##### Listing #####

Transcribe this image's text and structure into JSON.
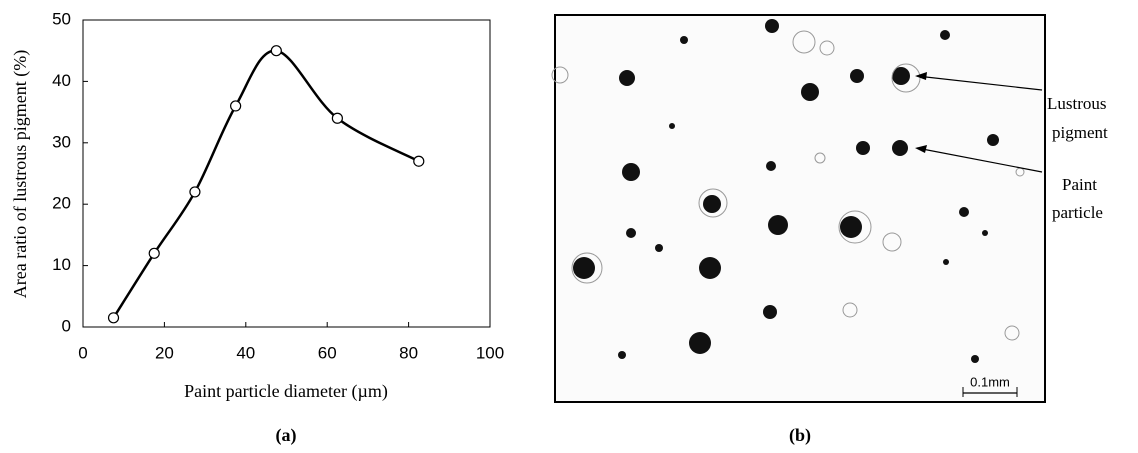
{
  "chart_data": {
    "type": "line",
    "panel_label": "(a)",
    "xlabel": "Paint particle diameter (µm)",
    "ylabel": "Area ratio of lustrous pigment (%)",
    "x": [
      7.5,
      17.5,
      27.5,
      37.5,
      47.5,
      62.5,
      82.5
    ],
    "values": [
      1.5,
      12,
      22,
      36,
      45,
      34,
      27
    ],
    "color": "#000000",
    "xlim": [
      0,
      100
    ],
    "xticks": [
      0,
      20,
      40,
      60,
      80,
      100
    ],
    "ylim": [
      0,
      50
    ],
    "yticks": [
      0,
      10,
      20,
      30,
      40,
      50
    ]
  },
  "image": {
    "panel_label": "(b)",
    "annotations": [
      [
        "Lustrous",
        "pigment"
      ],
      [
        "Paint",
        "particle"
      ]
    ],
    "scale_label": "0.1mm"
  }
}
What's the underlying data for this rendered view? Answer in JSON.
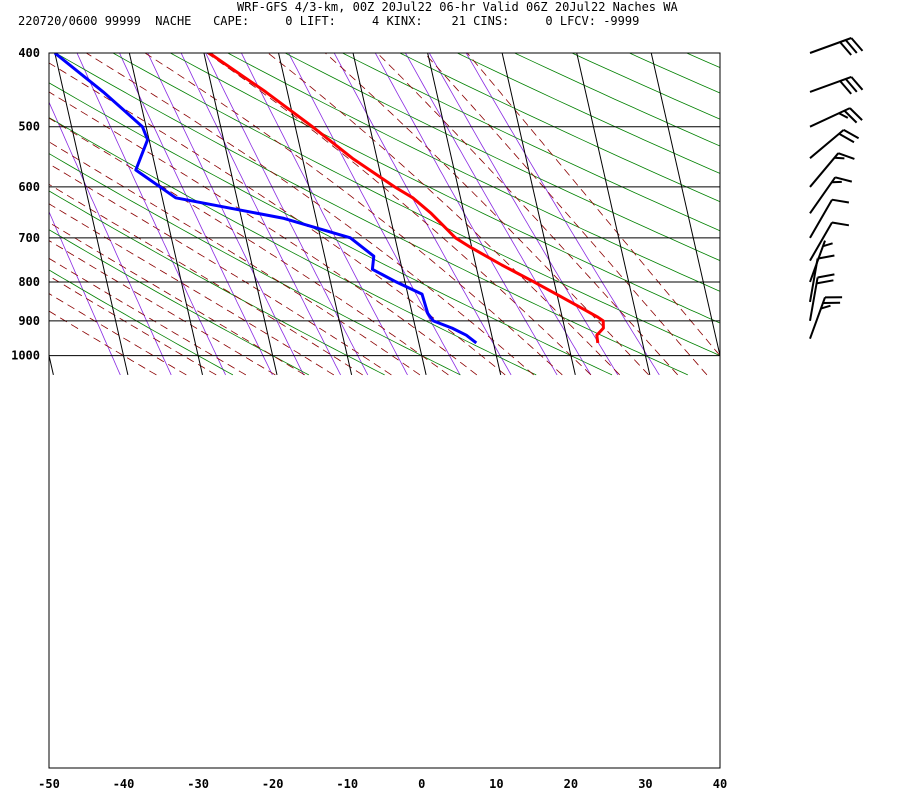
{
  "header": {
    "line1": "WRF-GFS 4/3-km, 00Z 20Jul22 06-hr Valid 06Z 20Jul22 Naches WA",
    "line2": "220720/0600 99999  NACHE   CAPE:     0 LIFT:     4 KINX:    21 CINS:     0 LFCV: -9999"
  },
  "colors": {
    "temperature": "#ff0000",
    "dewpoint": "#0000ff",
    "isotherm": "#000000",
    "dry_adiabat": "#008000",
    "moist_adiabat": "#8b0000",
    "mixing_ratio": "#8a2be2"
  },
  "chart_data": {
    "type": "line",
    "subtype": "skew-T log-p sounding",
    "xlabel": "",
    "ylabel": "",
    "xlim": [
      -50,
      40
    ],
    "ylim": [
      1050,
      400
    ],
    "y_scale": "log",
    "grid": true,
    "x_ticks": [
      "-50",
      "-40",
      "-30",
      "-20",
      "-10",
      "0",
      "10",
      "20",
      "30",
      "40"
    ],
    "y_ticks": [
      "400",
      "500",
      "600",
      "700",
      "800",
      "900",
      "1000"
    ],
    "series": [
      {
        "role": "temperature",
        "color": "#ff0000",
        "points": [
          {
            "p": 962,
            "t": 24.0
          },
          {
            "p": 940,
            "t": 24.1
          },
          {
            "p": 920,
            "t": 25.2
          },
          {
            "p": 900,
            "t": 25.4
          },
          {
            "p": 890,
            "t": 24.8
          },
          {
            "p": 860,
            "t": 22.4
          },
          {
            "p": 830,
            "t": 19.9
          },
          {
            "p": 800,
            "t": 17.3
          },
          {
            "p": 760,
            "t": 13.5
          },
          {
            "p": 720,
            "t": 9.8
          },
          {
            "p": 700,
            "t": 8.1
          },
          {
            "p": 650,
            "t": 5.6
          },
          {
            "p": 620,
            "t": 3.6
          },
          {
            "p": 600,
            "t": 1.5
          },
          {
            "p": 550,
            "t": -3.3
          },
          {
            "p": 500,
            "t": -7.7
          },
          {
            "p": 450,
            "t": -12.9
          },
          {
            "p": 400,
            "t": -19.3
          }
        ]
      },
      {
        "role": "dewpoint",
        "color": "#0000ff",
        "points": [
          {
            "p": 962,
            "t": 7.7
          },
          {
            "p": 940,
            "t": 6.6
          },
          {
            "p": 920,
            "t": 4.9
          },
          {
            "p": 900,
            "t": 2.6
          },
          {
            "p": 880,
            "t": 2.1
          },
          {
            "p": 830,
            "t": 1.9
          },
          {
            "p": 800,
            "t": -1.2
          },
          {
            "p": 770,
            "t": -4.0
          },
          {
            "p": 740,
            "t": -3.4
          },
          {
            "p": 700,
            "t": -6.0
          },
          {
            "p": 660,
            "t": -14.3
          },
          {
            "p": 620,
            "t": -28.2
          },
          {
            "p": 570,
            "t": -32.7
          },
          {
            "p": 520,
            "t": -30.2
          },
          {
            "p": 500,
            "t": -30.5
          },
          {
            "p": 450,
            "t": -34.7
          },
          {
            "p": 400,
            "t": -40.0
          }
        ]
      }
    ],
    "wind_barbs": {
      "levels": [
        "400",
        "450",
        "500",
        "550",
        "600",
        "650",
        "700",
        "750",
        "800",
        "850",
        "900",
        "950"
      ],
      "direction_deg": [
        250,
        250,
        245,
        230,
        220,
        215,
        210,
        210,
        200,
        190,
        190,
        200
      ],
      "speed_kt": [
        30,
        30,
        25,
        20,
        15,
        15,
        10,
        10,
        5,
        10,
        20,
        25
      ]
    }
  }
}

#####

- _Task directions_: Copy the listing over exactly, skipping the pictures it holds.

- _Answer_:
Transcribe this image's text and structure into JSON.
{
  "chart_data": {
    "type": "line",
    "panel_label": "(a)",
    "xlabel": "Paint particle diameter (µm)",
    "ylabel": "Area ratio of lustrous pigment (%)",
    "x": [
      7.5,
      17.5,
      27.5,
      37.5,
      47.5,
      62.5,
      82.5
    ],
    "values": [
      1.5,
      12,
      22,
      36,
      45,
      34,
      27
    ],
    "color": "#000000",
    "xlim": [
      0,
      100
    ],
    "xticks": [
      0,
      20,
      40,
      60,
      80,
      100
    ],
    "ylim": [
      0,
      50
    ],
    "yticks": [
      0,
      10,
      20,
      30,
      40,
      50
    ]
  },
  "image": {
    "panel_label": "(b)",
    "annotations": [
      [
        "Lustrous",
        "pigment"
      ],
      [
        "Paint",
        "particle"
      ]
    ],
    "scale_label": "0.1mm"
  }
}
What's the underlying data for this rendered view? Answer in JSON.
{
  "header": {
    "line1": "WRF-GFS 4/3-km, 00Z 20Jul22 06-hr Valid 06Z 20Jul22 Naches WA",
    "line2": "220720/0600 99999  NACHE   CAPE:     0 LIFT:     4 KINX:    21 CINS:     0 LFCV: -9999"
  },
  "colors": {
    "temperature": "#ff0000",
    "dewpoint": "#0000ff",
    "isotherm": "#000000",
    "dry_adiabat": "#008000",
    "moist_adiabat": "#8b0000",
    "mixing_ratio": "#8a2be2"
  },
  "chart_data": {
    "type": "line",
    "subtype": "skew-T log-p sounding",
    "xlabel": "",
    "ylabel": "",
    "xlim": [
      -50,
      40
    ],
    "ylim": [
      1050,
      400
    ],
    "y_scale": "log",
    "grid": true,
    "x_ticks": [
      "-50",
      "-40",
      "-30",
      "-20",
      "-10",
      "0",
      "10",
      "20",
      "30",
      "40"
    ],
    "y_ticks": [
      "400",
      "500",
      "600",
      "700",
      "800",
      "900",
      "1000"
    ],
    "series": [
      {
        "role": "temperature",
        "color": "#ff0000",
        "points": [
          {
            "p": 962,
            "t": 24.0
          },
          {
            "p": 940,
            "t": 24.1
          },
          {
            "p": 920,
            "t": 25.2
          },
          {
            "p": 900,
            "t": 25.4
          },
          {
            "p": 890,
            "t": 24.8
          },
          {
            "p": 860,
            "t": 22.4
          },
          {
            "p": 830,
            "t": 19.9
          },
          {
            "p": 800,
            "t": 17.3
          },
          {
            "p": 760,
            "t": 13.5
          },
          {
            "p": 720,
            "t": 9.8
          },
          {
            "p": 700,
            "t": 8.1
          },
          {
            "p": 650,
            "t": 5.6
          },
          {
            "p": 620,
            "t": 3.6
          },
          {
            "p": 600,
            "t": 1.5
          },
          {
            "p": 550,
            "t": -3.3
          },
          {
            "p": 500,
            "t": -7.7
          },
          {
            "p": 450,
            "t": -12.9
          },
          {
            "p": 400,
            "t": -19.3
          }
        ]
      },
      {
        "role": "dewpoint",
        "color": "#0000ff",
        "points": [
          {
            "p": 962,
            "t": 7.7
          },
          {
            "p": 940,
            "t": 6.6
          },
          {
            "p": 920,
            "t": 4.9
          },
          {
            "p": 900,
            "t": 2.6
          },
          {
            "p": 880,
            "t": 2.1
          },
          {
            "p": 830,
            "t": 1.9
          },
          {
            "p": 800,
            "t": -1.2
          },
          {
            "p": 770,
            "t": -4.0
          },
          {
            "p": 740,
            "t": -3.4
          },
          {
            "p": 700,
            "t": -6.0
          },
          {
            "p": 660,
            "t": -14.3
          },
          {
            "p": 620,
            "t": -28.2
          },
          {
            "p": 570,
            "t": -32.7
          },
          {
            "p": 520,
            "t": -30.2
          },
          {
            "p": 500,
            "t": -30.5
          },
          {
            "p": 450,
            "t": -34.7
          },
          {
            "p": 400,
            "t": -40.0
          }
        ]
      }
    ],
    "wind_barbs": {
      "levels": [
        "400",
        "450",
        "500",
        "550",
        "600",
        "650",
        "700",
        "750",
        "800",
        "850",
        "900",
        "950"
      ],
      "direction_deg": [
        250,
        250,
        245,
        230,
        220,
        215,
        210,
        210,
        200,
        190,
        190,
        200
      ],
      "speed_kt": [
        30,
        30,
        25,
        20,
        15,
        15,
        10,
        10,
        5,
        10,
        20,
        25
      ]
    }
  }
}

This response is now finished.